Problem details: Look for the string "UserServiceImpl" in the lines and copy each line that has it.

Stored records:
+===+

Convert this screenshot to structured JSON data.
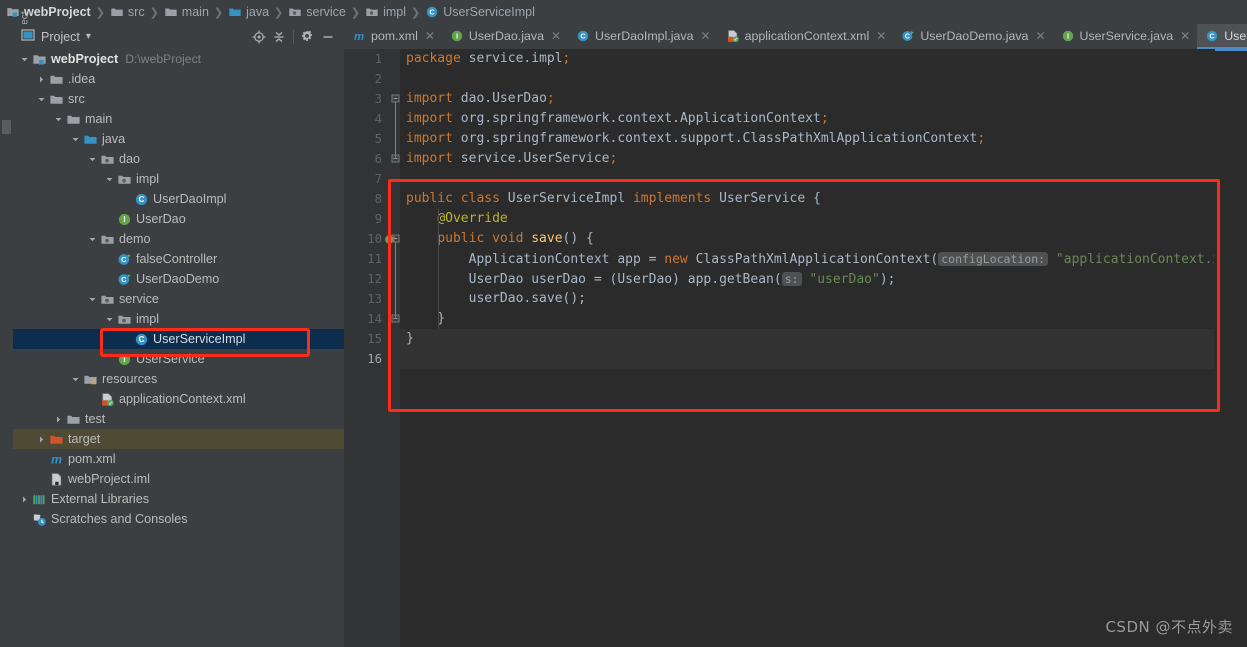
{
  "breadcrumb": {
    "items": [
      {
        "label": "webProject",
        "icon": "module-icon",
        "root": true
      },
      {
        "label": "src",
        "icon": "folder-icon"
      },
      {
        "label": "main",
        "icon": "folder-icon"
      },
      {
        "label": "java",
        "icon": "source-folder-icon"
      },
      {
        "label": "service",
        "icon": "package-icon"
      },
      {
        "label": "impl",
        "icon": "package-icon"
      },
      {
        "label": "UserServiceImpl",
        "icon": "class-icon"
      }
    ],
    "separator": "❯"
  },
  "tool_strip": {
    "project_label": "1: Project"
  },
  "project_panel": {
    "title": "Project",
    "dropdown_caret": "▾",
    "actions": [
      {
        "name": "locate-icon",
        "glyph": "⊕"
      },
      {
        "name": "collapse-all-icon",
        "glyph": "≡"
      },
      {
        "name": "settings-gear-icon",
        "glyph": "⚙"
      },
      {
        "name": "hide-icon",
        "glyph": "—"
      }
    ],
    "tree": [
      {
        "label": "webProject",
        "sub": "D:\\webProject",
        "depth": 0,
        "arrow": "down",
        "icon": "module-icon",
        "root": true
      },
      {
        "label": ".idea",
        "depth": 1,
        "arrow": "right",
        "icon": "folder-icon"
      },
      {
        "label": "src",
        "depth": 1,
        "arrow": "down",
        "icon": "folder-icon"
      },
      {
        "label": "main",
        "depth": 2,
        "arrow": "down",
        "icon": "folder-icon"
      },
      {
        "label": "java",
        "depth": 3,
        "arrow": "down",
        "icon": "source-folder-icon"
      },
      {
        "label": "dao",
        "depth": 4,
        "arrow": "down",
        "icon": "package-icon"
      },
      {
        "label": "impl",
        "depth": 5,
        "arrow": "down",
        "icon": "package-icon"
      },
      {
        "label": "UserDaoImpl",
        "depth": 6,
        "arrow": "none",
        "icon": "class-icon"
      },
      {
        "label": "UserDao",
        "depth": 5,
        "arrow": "none",
        "icon": "interface-icon"
      },
      {
        "label": "demo",
        "depth": 4,
        "arrow": "down",
        "icon": "package-icon"
      },
      {
        "label": "falseController",
        "depth": 5,
        "arrow": "none",
        "icon": "runnable-class-icon"
      },
      {
        "label": "UserDaoDemo",
        "depth": 5,
        "arrow": "none",
        "icon": "runnable-class-icon"
      },
      {
        "label": "service",
        "depth": 4,
        "arrow": "down",
        "icon": "package-icon"
      },
      {
        "label": "impl",
        "depth": 5,
        "arrow": "down",
        "icon": "package-icon"
      },
      {
        "label": "UserServiceImpl",
        "depth": 6,
        "arrow": "none",
        "icon": "class-icon",
        "selected": true
      },
      {
        "label": "UserService",
        "depth": 5,
        "arrow": "none",
        "icon": "interface-icon"
      },
      {
        "label": "resources",
        "depth": 3,
        "arrow": "down",
        "icon": "resources-folder-icon"
      },
      {
        "label": "applicationContext.xml",
        "depth": 4,
        "arrow": "none",
        "icon": "spring-xml-icon"
      },
      {
        "label": "test",
        "depth": 2,
        "arrow": "right",
        "icon": "folder-icon"
      },
      {
        "label": "target",
        "depth": 1,
        "arrow": "right",
        "icon": "excluded-folder-icon",
        "highlight": true
      },
      {
        "label": "pom.xml",
        "depth": 1,
        "arrow": "none",
        "icon": "maven-icon"
      },
      {
        "label": "webProject.iml",
        "depth": 1,
        "arrow": "none",
        "icon": "iml-icon"
      },
      {
        "label": "External Libraries",
        "depth": 0,
        "arrow": "right",
        "icon": "libraries-icon"
      },
      {
        "label": "Scratches and Consoles",
        "depth": 0,
        "arrow": "none",
        "icon": "scratches-icon"
      }
    ]
  },
  "editor": {
    "tabs": [
      {
        "label": "pom.xml",
        "icon": "maven-icon",
        "active": false,
        "close": "✕"
      },
      {
        "label": "UserDao.java",
        "icon": "interface-icon",
        "active": false,
        "close": "✕"
      },
      {
        "label": "UserDaoImpl.java",
        "icon": "class-icon",
        "active": false,
        "close": "✕"
      },
      {
        "label": "applicationContext.xml",
        "icon": "spring-xml-icon",
        "active": false,
        "close": "✕"
      },
      {
        "label": "UserDaoDemo.java",
        "icon": "runnable-class-icon",
        "active": false,
        "close": "✕"
      },
      {
        "label": "UserService.java",
        "icon": "interface-icon",
        "active": false,
        "close": "✕"
      },
      {
        "label": "UserServiceImpl.java",
        "icon": "class-icon",
        "active": true,
        "close": "✕"
      }
    ],
    "line_numbers": [
      "1",
      "2",
      "3",
      "4",
      "5",
      "6",
      "7",
      "8",
      "9",
      "10",
      "11",
      "12",
      "13",
      "14",
      "15",
      "16"
    ],
    "current_line": 16,
    "gutter_icons": [
      {
        "line": 10,
        "name": "implementing-method-icon"
      }
    ],
    "fold_marks": [
      {
        "line": 3,
        "name": "fold-imports-icon"
      },
      {
        "line": 6,
        "name": "fold-imports-end-icon"
      },
      {
        "line": 10,
        "name": "fold-method-icon"
      },
      {
        "line": 14,
        "name": "fold-method-end-icon"
      }
    ],
    "code": [
      {
        "n": 1,
        "tokens": [
          {
            "t": "package ",
            "c": "k"
          },
          {
            "t": "service.impl",
            "c": "id"
          },
          {
            "t": ";",
            "c": "semi"
          }
        ]
      },
      {
        "n": 2,
        "tokens": []
      },
      {
        "n": 3,
        "tokens": [
          {
            "t": "import ",
            "c": "k"
          },
          {
            "t": "dao.UserDao",
            "c": "id"
          },
          {
            "t": ";",
            "c": "semi"
          }
        ]
      },
      {
        "n": 4,
        "tokens": [
          {
            "t": "import ",
            "c": "k"
          },
          {
            "t": "org.springframework.context.ApplicationContext",
            "c": "id"
          },
          {
            "t": ";",
            "c": "semi"
          }
        ]
      },
      {
        "n": 5,
        "tokens": [
          {
            "t": "import ",
            "c": "k"
          },
          {
            "t": "org.springframework.context.support.ClassPathXmlApplicationContext",
            "c": "id"
          },
          {
            "t": ";",
            "c": "semi"
          }
        ]
      },
      {
        "n": 6,
        "tokens": [
          {
            "t": "import ",
            "c": "k"
          },
          {
            "t": "service.UserService",
            "c": "id"
          },
          {
            "t": ";",
            "c": "semi"
          }
        ]
      },
      {
        "n": 7,
        "tokens": []
      },
      {
        "n": 8,
        "tokens": [
          {
            "t": "public class ",
            "c": "k"
          },
          {
            "t": "UserServiceImpl ",
            "c": "id"
          },
          {
            "t": "implements ",
            "c": "k"
          },
          {
            "t": "UserService {",
            "c": "id"
          }
        ]
      },
      {
        "n": 9,
        "tokens": [
          {
            "t": "    ",
            "c": "pun"
          },
          {
            "t": "@Override",
            "c": "ann"
          }
        ]
      },
      {
        "n": 10,
        "tokens": [
          {
            "t": "    ",
            "c": "pun"
          },
          {
            "t": "public void ",
            "c": "k"
          },
          {
            "t": "save",
            "c": "mth"
          },
          {
            "t": "() {",
            "c": "pun"
          }
        ]
      },
      {
        "n": 11,
        "tokens": [
          {
            "t": "        ApplicationContext app = ",
            "c": "id"
          },
          {
            "t": "new ",
            "c": "k"
          },
          {
            "t": "ClassPathXmlApplicationContext(",
            "c": "id"
          },
          {
            "t": "configLocation:",
            "c": "hint"
          },
          {
            "t": " ",
            "c": "pun"
          },
          {
            "t": "\"applicationContext.xml\"",
            "c": "str"
          },
          {
            "t": ");",
            "c": "pun"
          }
        ]
      },
      {
        "n": 12,
        "tokens": [
          {
            "t": "        UserDao userDao = (UserDao) app.getBean(",
            "c": "id"
          },
          {
            "t": "s:",
            "c": "hint"
          },
          {
            "t": " ",
            "c": "pun"
          },
          {
            "t": "\"userDao\"",
            "c": "str"
          },
          {
            "t": ");",
            "c": "pun"
          }
        ]
      },
      {
        "n": 13,
        "tokens": [
          {
            "t": "        userDao.save();",
            "c": "id"
          }
        ]
      },
      {
        "n": 14,
        "tokens": [
          {
            "t": "    }",
            "c": "pun"
          }
        ]
      },
      {
        "n": 15,
        "tokens": [
          {
            "t": "}",
            "c": "pun"
          }
        ]
      },
      {
        "n": 16,
        "tokens": []
      }
    ]
  },
  "watermark": {
    "text": "CSDN @不点外卖"
  },
  "colors": {
    "accent_blue": "#4a88c7",
    "highlight_red": "#fd2b1c",
    "selection_blue": "#0d2d4e",
    "editor_bg": "#2b2b2b",
    "panel_bg": "#3c3f41",
    "keyword_orange": "#cc7832",
    "string_green": "#6a8759",
    "annotation_yellow": "#bbb529",
    "method_yellow": "#ffc66d",
    "text_gray": "#a9b7c6"
  }
}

+===+

Written response:
        "label": "UserServiceImpl",
        "label": "UserServiceImpl",
        "label": "UserServiceImpl.java",
            "t": "UserServiceImpl ",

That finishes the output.